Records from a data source
______________________________
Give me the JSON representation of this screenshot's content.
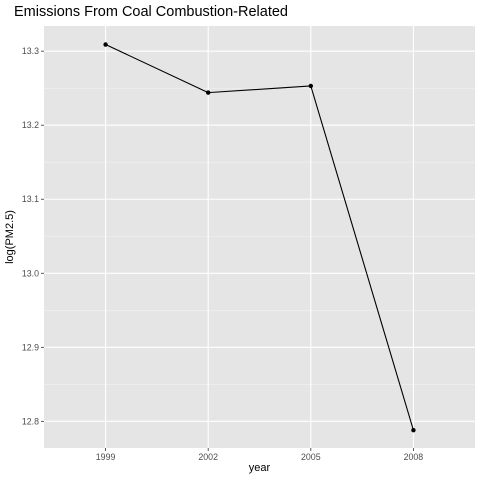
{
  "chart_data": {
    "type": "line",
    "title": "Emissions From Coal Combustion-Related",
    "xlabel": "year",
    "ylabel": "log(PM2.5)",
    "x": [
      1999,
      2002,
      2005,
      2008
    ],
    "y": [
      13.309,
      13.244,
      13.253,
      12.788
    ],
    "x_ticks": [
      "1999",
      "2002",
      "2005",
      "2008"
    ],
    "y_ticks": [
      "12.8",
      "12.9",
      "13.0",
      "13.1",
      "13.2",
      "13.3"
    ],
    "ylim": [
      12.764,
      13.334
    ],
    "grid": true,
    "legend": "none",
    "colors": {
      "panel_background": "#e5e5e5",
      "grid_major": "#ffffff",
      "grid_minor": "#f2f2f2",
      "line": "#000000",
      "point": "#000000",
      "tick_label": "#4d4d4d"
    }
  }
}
______________________________
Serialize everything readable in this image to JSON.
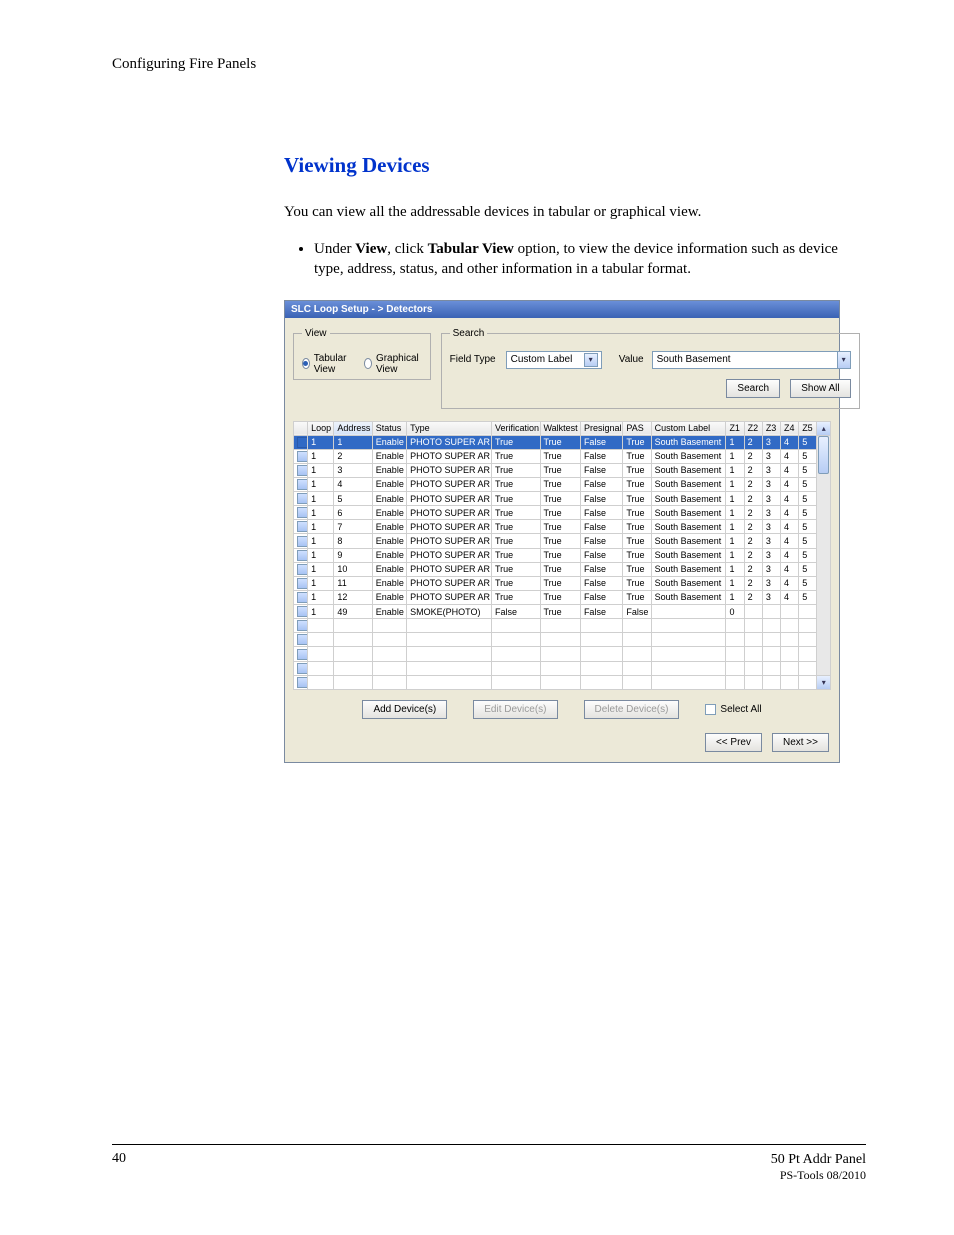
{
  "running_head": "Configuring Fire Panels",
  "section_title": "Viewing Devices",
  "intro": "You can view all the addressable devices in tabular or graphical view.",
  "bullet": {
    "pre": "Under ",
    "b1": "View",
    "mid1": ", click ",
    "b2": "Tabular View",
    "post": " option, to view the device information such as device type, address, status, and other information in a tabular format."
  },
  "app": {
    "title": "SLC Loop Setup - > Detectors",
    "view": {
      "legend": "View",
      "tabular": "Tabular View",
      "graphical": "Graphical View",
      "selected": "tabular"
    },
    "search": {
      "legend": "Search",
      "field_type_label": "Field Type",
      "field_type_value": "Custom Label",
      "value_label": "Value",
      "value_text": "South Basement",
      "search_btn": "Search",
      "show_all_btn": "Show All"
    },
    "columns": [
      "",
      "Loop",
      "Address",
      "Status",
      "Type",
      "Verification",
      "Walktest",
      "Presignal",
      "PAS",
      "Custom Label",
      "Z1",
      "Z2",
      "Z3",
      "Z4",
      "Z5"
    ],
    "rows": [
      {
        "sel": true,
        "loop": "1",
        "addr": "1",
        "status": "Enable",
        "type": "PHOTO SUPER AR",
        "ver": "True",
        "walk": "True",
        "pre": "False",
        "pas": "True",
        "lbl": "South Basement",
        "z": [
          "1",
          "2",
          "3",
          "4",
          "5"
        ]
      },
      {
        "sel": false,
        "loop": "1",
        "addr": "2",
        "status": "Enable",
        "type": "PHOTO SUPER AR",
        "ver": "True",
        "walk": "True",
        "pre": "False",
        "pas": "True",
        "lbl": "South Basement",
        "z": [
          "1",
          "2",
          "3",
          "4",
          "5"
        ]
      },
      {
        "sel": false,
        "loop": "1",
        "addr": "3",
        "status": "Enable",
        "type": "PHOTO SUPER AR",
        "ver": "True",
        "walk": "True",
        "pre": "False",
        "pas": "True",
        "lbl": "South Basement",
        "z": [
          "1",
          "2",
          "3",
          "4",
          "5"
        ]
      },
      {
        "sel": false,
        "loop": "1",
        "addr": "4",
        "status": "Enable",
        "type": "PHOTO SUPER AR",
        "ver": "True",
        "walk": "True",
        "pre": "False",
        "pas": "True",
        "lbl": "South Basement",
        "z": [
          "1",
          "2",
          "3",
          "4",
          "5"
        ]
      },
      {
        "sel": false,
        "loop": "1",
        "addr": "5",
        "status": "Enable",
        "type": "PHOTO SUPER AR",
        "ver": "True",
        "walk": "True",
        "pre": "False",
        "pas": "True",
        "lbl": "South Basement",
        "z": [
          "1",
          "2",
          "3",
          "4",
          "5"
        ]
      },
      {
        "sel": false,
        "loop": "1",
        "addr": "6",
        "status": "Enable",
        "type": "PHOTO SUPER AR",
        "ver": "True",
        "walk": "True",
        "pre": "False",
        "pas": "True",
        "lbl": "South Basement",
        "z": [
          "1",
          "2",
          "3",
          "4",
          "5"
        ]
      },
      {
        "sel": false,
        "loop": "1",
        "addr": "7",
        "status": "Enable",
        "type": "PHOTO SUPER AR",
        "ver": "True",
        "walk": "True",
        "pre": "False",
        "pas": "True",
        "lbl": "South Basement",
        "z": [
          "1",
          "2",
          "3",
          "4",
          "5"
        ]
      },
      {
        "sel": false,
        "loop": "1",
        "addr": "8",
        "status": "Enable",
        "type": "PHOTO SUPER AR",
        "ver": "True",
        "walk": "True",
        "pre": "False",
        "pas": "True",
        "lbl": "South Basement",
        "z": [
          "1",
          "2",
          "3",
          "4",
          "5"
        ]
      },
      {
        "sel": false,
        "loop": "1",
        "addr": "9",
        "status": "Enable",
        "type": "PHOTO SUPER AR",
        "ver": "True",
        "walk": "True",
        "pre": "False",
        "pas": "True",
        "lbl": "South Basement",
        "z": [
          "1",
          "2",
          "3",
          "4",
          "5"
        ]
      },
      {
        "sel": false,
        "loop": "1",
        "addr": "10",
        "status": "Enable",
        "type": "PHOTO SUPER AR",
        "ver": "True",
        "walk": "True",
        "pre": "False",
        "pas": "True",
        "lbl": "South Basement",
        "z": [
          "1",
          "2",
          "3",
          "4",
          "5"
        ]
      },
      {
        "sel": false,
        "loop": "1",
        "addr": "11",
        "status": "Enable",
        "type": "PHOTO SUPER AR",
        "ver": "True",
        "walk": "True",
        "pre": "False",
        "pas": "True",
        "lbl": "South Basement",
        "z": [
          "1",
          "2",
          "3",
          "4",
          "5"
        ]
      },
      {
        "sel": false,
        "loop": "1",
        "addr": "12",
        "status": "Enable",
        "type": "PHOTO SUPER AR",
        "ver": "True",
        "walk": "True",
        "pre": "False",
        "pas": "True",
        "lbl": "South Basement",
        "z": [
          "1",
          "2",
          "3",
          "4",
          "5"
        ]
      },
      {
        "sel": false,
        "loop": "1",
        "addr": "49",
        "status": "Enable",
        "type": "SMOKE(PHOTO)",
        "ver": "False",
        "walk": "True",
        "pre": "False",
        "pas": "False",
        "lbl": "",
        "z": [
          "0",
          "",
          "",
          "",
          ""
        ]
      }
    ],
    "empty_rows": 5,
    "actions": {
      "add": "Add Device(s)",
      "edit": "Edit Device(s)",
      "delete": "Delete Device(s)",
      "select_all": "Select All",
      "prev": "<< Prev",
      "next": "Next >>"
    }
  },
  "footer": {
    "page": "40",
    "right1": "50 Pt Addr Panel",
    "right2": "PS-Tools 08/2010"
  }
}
______________________________
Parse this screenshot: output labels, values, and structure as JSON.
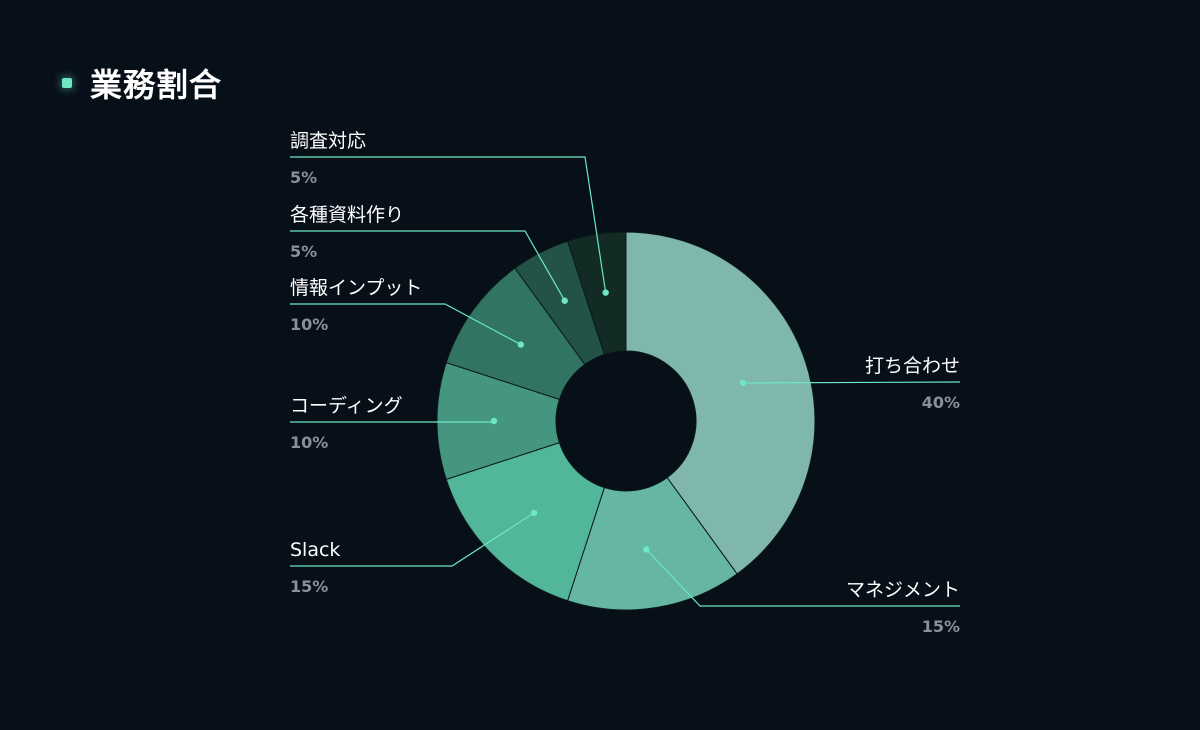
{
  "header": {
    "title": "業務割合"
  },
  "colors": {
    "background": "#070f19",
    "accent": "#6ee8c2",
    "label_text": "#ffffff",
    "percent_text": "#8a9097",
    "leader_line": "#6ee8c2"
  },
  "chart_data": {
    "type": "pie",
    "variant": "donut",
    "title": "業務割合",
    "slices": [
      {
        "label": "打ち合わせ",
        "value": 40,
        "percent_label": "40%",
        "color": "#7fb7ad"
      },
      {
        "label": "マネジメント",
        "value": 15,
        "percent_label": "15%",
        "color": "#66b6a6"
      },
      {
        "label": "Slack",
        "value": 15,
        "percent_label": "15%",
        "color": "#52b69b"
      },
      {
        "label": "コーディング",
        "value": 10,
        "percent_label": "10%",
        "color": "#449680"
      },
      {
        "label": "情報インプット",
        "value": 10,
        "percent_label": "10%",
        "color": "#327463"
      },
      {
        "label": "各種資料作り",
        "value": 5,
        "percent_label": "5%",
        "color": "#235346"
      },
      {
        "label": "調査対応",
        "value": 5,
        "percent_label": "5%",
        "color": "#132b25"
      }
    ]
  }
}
______________________________
Work to complete -> From the records above, report the count of lines containing "ffffff" and nothing more.

Finished task -> 2